STATED EXERCISE: Return each line that holds the word "alaikum".

INPUT ROWS:
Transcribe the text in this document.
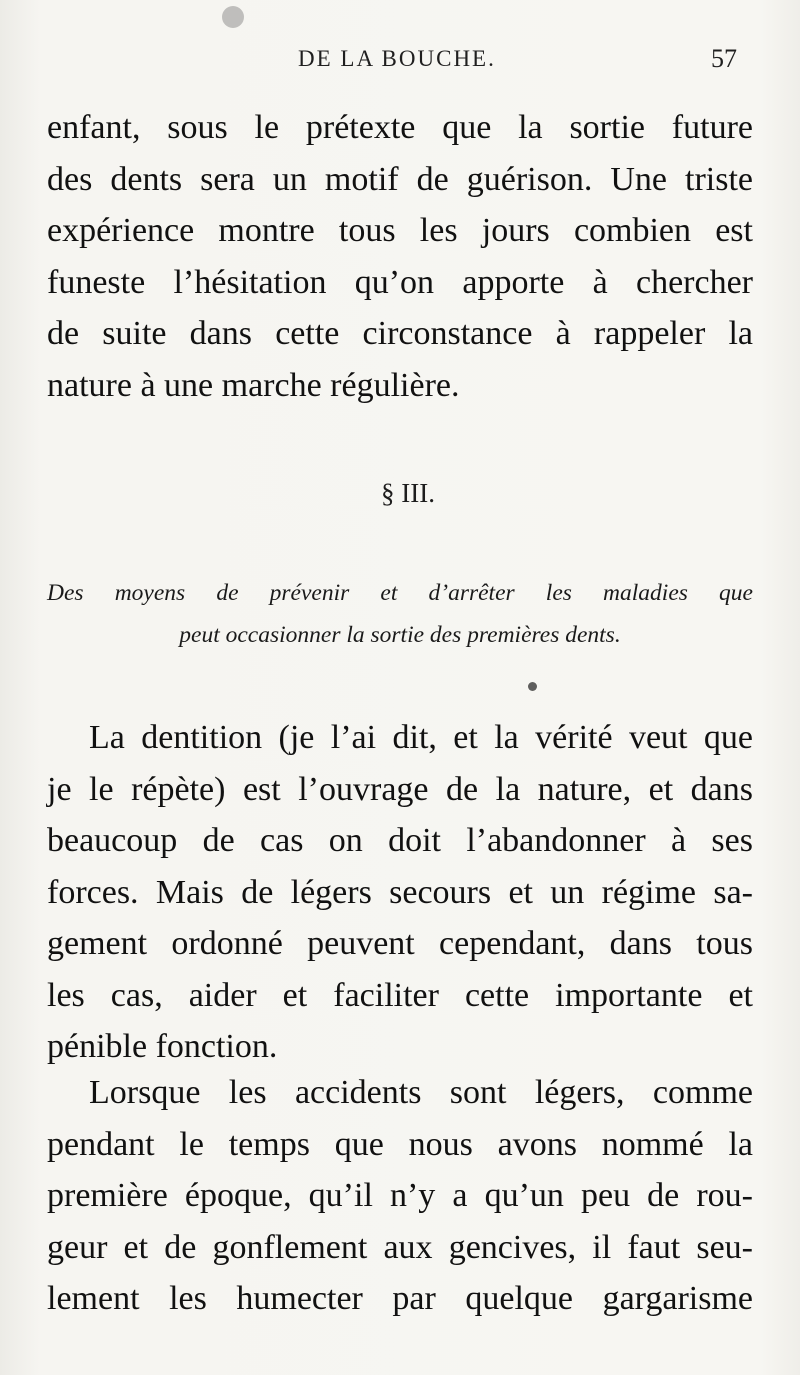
DE LA BOUCHE.	57
enfant, sous le prétexte que la sortie future
des dents sera un motif de guérison. Une triste
expérience montre tous les jours combien est
funeste l’hésitation qu’on apporte à chercher
de suite dans cette circonstance à rappeler la
nature à une marche régulière.
§ III.
Des moyens de prévenir et d’arrêter les maladies que
peut occasionner la sortie des premières dents.
La dentition (je l’ai dit, et la vérité veut que
je le répète) est l’ouvrage de la nature, et dans
beaucoup de cas on doit l’abandonner à ses
forces. Mais de légers secours et un régime sa-
gement ordonné peuvent cependant, dans tous
les cas, aider et faciliter cette importante et
pénible fonction.
Lorsque les accidents sont légers, comme
pendant le temps que nous avons nommé la
première époque, qu’il n’y a qu’un peu de rou-
geur et de gonflement aux gencives, il faut seu-
lement les humecter par quelque gargarisme
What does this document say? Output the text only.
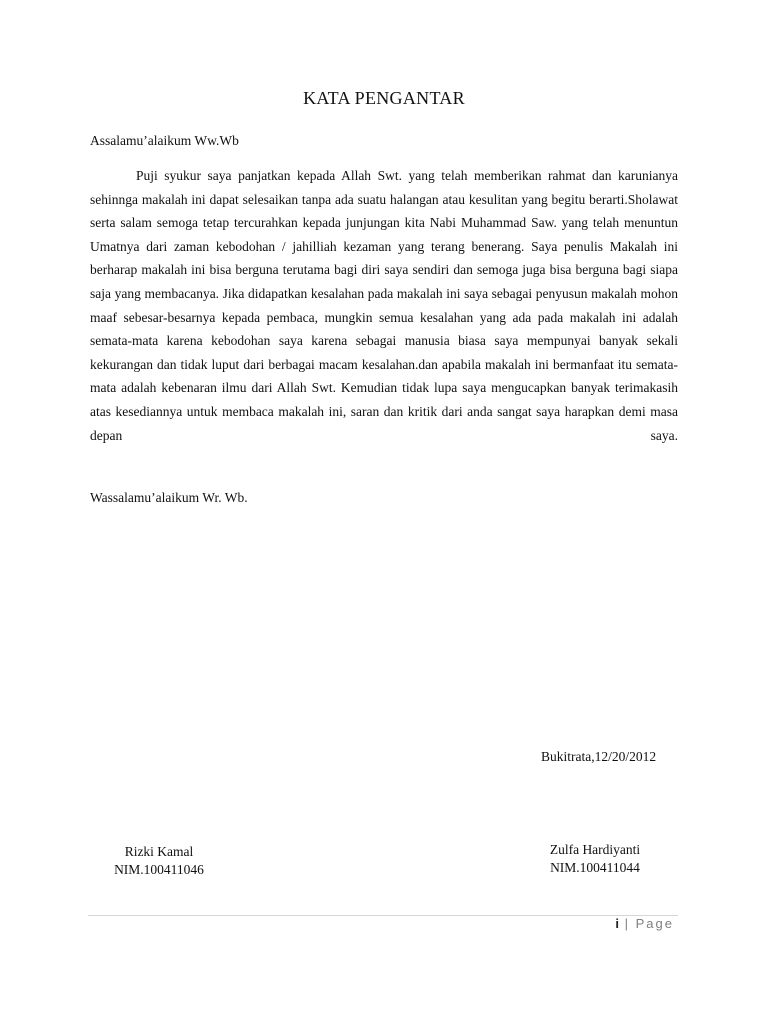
KATA PENGANTAR
Assalamu’alaikum Ww.Wb

Puji syukur saya panjatkan kepada Allah Swt. yang telah memberikan rahmat dan karunianya sehinnga makalah ini dapat selesaikan tanpa ada suatu halangan atau kesulitan yang begitu berarti.Sholawat serta salam semoga tetap tercurahkan kepada junjungan kita Nabi Muhammad Saw. yang telah menuntun Umatnya dari zaman kebodohan / jahilliah kezaman yang terang benerang. Saya penulis Makalah ini berharap makalah ini bisa berguna terutama bagi diri saya sendiri dan semoga juga bisa berguna bagi siapa saja yang membacanya. Jika didapatkan kesalahan pada makalah ini saya sebagai penyusun makalah mohon maaf sebesar-besarnya kepada pembaca, mungkin semua kesalahan yang ada pada makalah ini adalah semata-mata karena kebodohan saya karena sebagai manusia biasa saya mempunyai banyak sekali kekurangan dan tidak luput dari berbagai macam kesalahan.dan apabila makalah ini bermanfaat itu semata-mata adalah kebenaran ilmu dari Allah Swt. Kemudian tidak lupa saya mengucapkan banyak terimakasih atas kesediannya untuk membaca makalah ini, saran dan kritik dari anda sangat saya harapkan demi masa depan saya.

Wassalamu’alaikum Wr. Wb.
Bukitrata,12/20/2012
Rizki Kamal
NIM.100411046
Zulfa Hardiyanti
NIM.100411044
i | Page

ANSWER:
Assalamu’alaikum Ww.Wb
Wassalamu’alaikum Wr. Wb.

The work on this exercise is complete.